▶ What this task involves
Exactly reproduce all the records, keeping pictures out of the copy.

▶ Entries supplied

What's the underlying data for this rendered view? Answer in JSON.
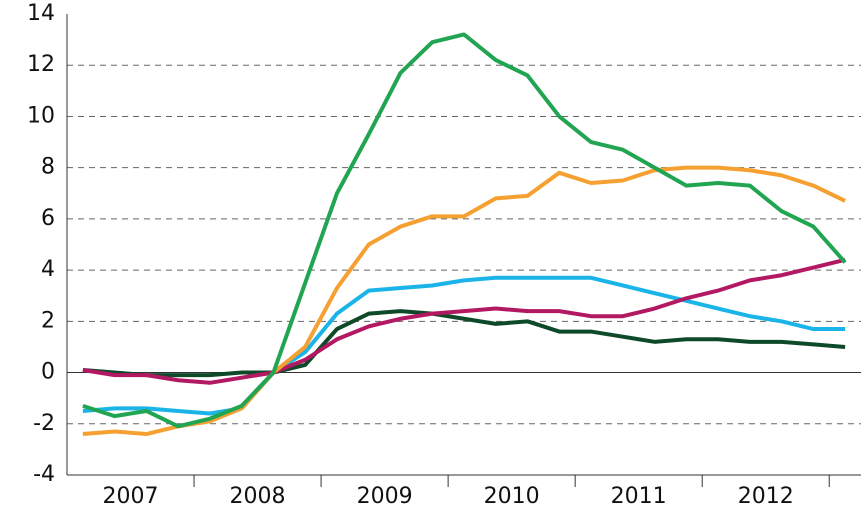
{
  "chart_data": {
    "type": "line",
    "x": [
      2007.125,
      2007.375,
      2007.625,
      2007.875,
      2008.125,
      2008.375,
      2008.625,
      2008.875,
      2009.125,
      2009.375,
      2009.625,
      2009.875,
      2010.125,
      2010.375,
      2010.625,
      2010.875,
      2011.125,
      2011.375,
      2011.625,
      2011.875,
      2012.125,
      2012.375,
      2012.625,
      2012.875,
      2013.125
    ],
    "xlim": [
      2007,
      2013.25
    ],
    "xticks": [
      {
        "value": 2007.5,
        "label": "2007"
      },
      {
        "value": 2008.5,
        "label": "2008"
      },
      {
        "value": 2009.5,
        "label": "2009"
      },
      {
        "value": 2010.5,
        "label": "2010"
      },
      {
        "value": 2011.5,
        "label": "2011"
      },
      {
        "value": 2012.5,
        "label": "2012"
      }
    ],
    "ylim": [
      -4,
      14
    ],
    "yticks": [
      -4,
      -2,
      0,
      2,
      4,
      6,
      8,
      10,
      12,
      14
    ],
    "grid": true,
    "series": [
      {
        "color": "#0e4a2a",
        "values": [
          0.1,
          0.0,
          -0.1,
          -0.1,
          -0.1,
          0.0,
          0,
          0.3,
          1.7,
          2.3,
          2.4,
          2.3,
          2.1,
          1.9,
          2.0,
          1.6,
          1.6,
          1.4,
          1.2,
          1.3,
          1.3,
          1.2,
          1.2,
          1.1,
          1.0
        ]
      },
      {
        "color": "#1ab4e8",
        "values": [
          -1.5,
          -1.4,
          -1.4,
          -1.5,
          -1.6,
          -1.4,
          0,
          0.8,
          2.3,
          3.2,
          3.3,
          3.4,
          3.6,
          3.7,
          3.7,
          3.7,
          3.7,
          3.4,
          3.1,
          2.8,
          2.5,
          2.2,
          2.0,
          1.7,
          1.7
        ]
      },
      {
        "color": "#b31962",
        "values": [
          0.1,
          -0.1,
          -0.1,
          -0.3,
          -0.4,
          -0.2,
          0,
          0.5,
          1.3,
          1.8,
          2.1,
          2.3,
          2.4,
          2.5,
          2.4,
          2.4,
          2.2,
          2.2,
          2.5,
          2.9,
          3.2,
          3.6,
          3.8,
          4.1,
          4.4
        ]
      },
      {
        "color": "#f5a031",
        "values": [
          -2.4,
          -2.3,
          -2.4,
          -2.1,
          -1.9,
          -1.4,
          0,
          1.0,
          3.3,
          5.0,
          5.7,
          6.1,
          6.1,
          6.8,
          6.9,
          7.8,
          7.4,
          7.5,
          7.9,
          8.0,
          8.0,
          7.9,
          7.7,
          7.3,
          6.7
        ]
      },
      {
        "color": "#22a552",
        "values": [
          -1.3,
          -1.7,
          -1.5,
          -2.1,
          -1.8,
          -1.3,
          0,
          3.5,
          7.0,
          9.3,
          11.7,
          12.9,
          13.2,
          12.2,
          11.6,
          10.0,
          9.0,
          8.7,
          8.0,
          7.3,
          7.4,
          7.3,
          6.3,
          5.7,
          4.3
        ]
      }
    ]
  }
}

▶ Exercise result
What's the underlying data for this rendered view? Answer in JSON.
{
  "chart_data": {
    "type": "line",
    "x": [
      2007.125,
      2007.375,
      2007.625,
      2007.875,
      2008.125,
      2008.375,
      2008.625,
      2008.875,
      2009.125,
      2009.375,
      2009.625,
      2009.875,
      2010.125,
      2010.375,
      2010.625,
      2010.875,
      2011.125,
      2011.375,
      2011.625,
      2011.875,
      2012.125,
      2012.375,
      2012.625,
      2012.875,
      2013.125
    ],
    "xlim": [
      2007,
      2013.25
    ],
    "xticks": [
      {
        "value": 2007.5,
        "label": "2007"
      },
      {
        "value": 2008.5,
        "label": "2008"
      },
      {
        "value": 2009.5,
        "label": "2009"
      },
      {
        "value": 2010.5,
        "label": "2010"
      },
      {
        "value": 2011.5,
        "label": "2011"
      },
      {
        "value": 2012.5,
        "label": "2012"
      }
    ],
    "ylim": [
      -4,
      14
    ],
    "yticks": [
      -4,
      -2,
      0,
      2,
      4,
      6,
      8,
      10,
      12,
      14
    ],
    "grid": true,
    "series": [
      {
        "color": "#0e4a2a",
        "values": [
          0.1,
          0.0,
          -0.1,
          -0.1,
          -0.1,
          0.0,
          0,
          0.3,
          1.7,
          2.3,
          2.4,
          2.3,
          2.1,
          1.9,
          2.0,
          1.6,
          1.6,
          1.4,
          1.2,
          1.3,
          1.3,
          1.2,
          1.2,
          1.1,
          1.0
        ]
      },
      {
        "color": "#1ab4e8",
        "values": [
          -1.5,
          -1.4,
          -1.4,
          -1.5,
          -1.6,
          -1.4,
          0,
          0.8,
          2.3,
          3.2,
          3.3,
          3.4,
          3.6,
          3.7,
          3.7,
          3.7,
          3.7,
          3.4,
          3.1,
          2.8,
          2.5,
          2.2,
          2.0,
          1.7,
          1.7
        ]
      },
      {
        "color": "#b31962",
        "values": [
          0.1,
          -0.1,
          -0.1,
          -0.3,
          -0.4,
          -0.2,
          0,
          0.5,
          1.3,
          1.8,
          2.1,
          2.3,
          2.4,
          2.5,
          2.4,
          2.4,
          2.2,
          2.2,
          2.5,
          2.9,
          3.2,
          3.6,
          3.8,
          4.1,
          4.4
        ]
      },
      {
        "color": "#f5a031",
        "values": [
          -2.4,
          -2.3,
          -2.4,
          -2.1,
          -1.9,
          -1.4,
          0,
          1.0,
          3.3,
          5.0,
          5.7,
          6.1,
          6.1,
          6.8,
          6.9,
          7.8,
          7.4,
          7.5,
          7.9,
          8.0,
          8.0,
          7.9,
          7.7,
          7.3,
          6.7
        ]
      },
      {
        "color": "#22a552",
        "values": [
          -1.3,
          -1.7,
          -1.5,
          -2.1,
          -1.8,
          -1.3,
          0,
          3.5,
          7.0,
          9.3,
          11.7,
          12.9,
          13.2,
          12.2,
          11.6,
          10.0,
          9.0,
          8.7,
          8.0,
          7.3,
          7.4,
          7.3,
          6.3,
          5.7,
          4.3
        ]
      }
    ]
  }
}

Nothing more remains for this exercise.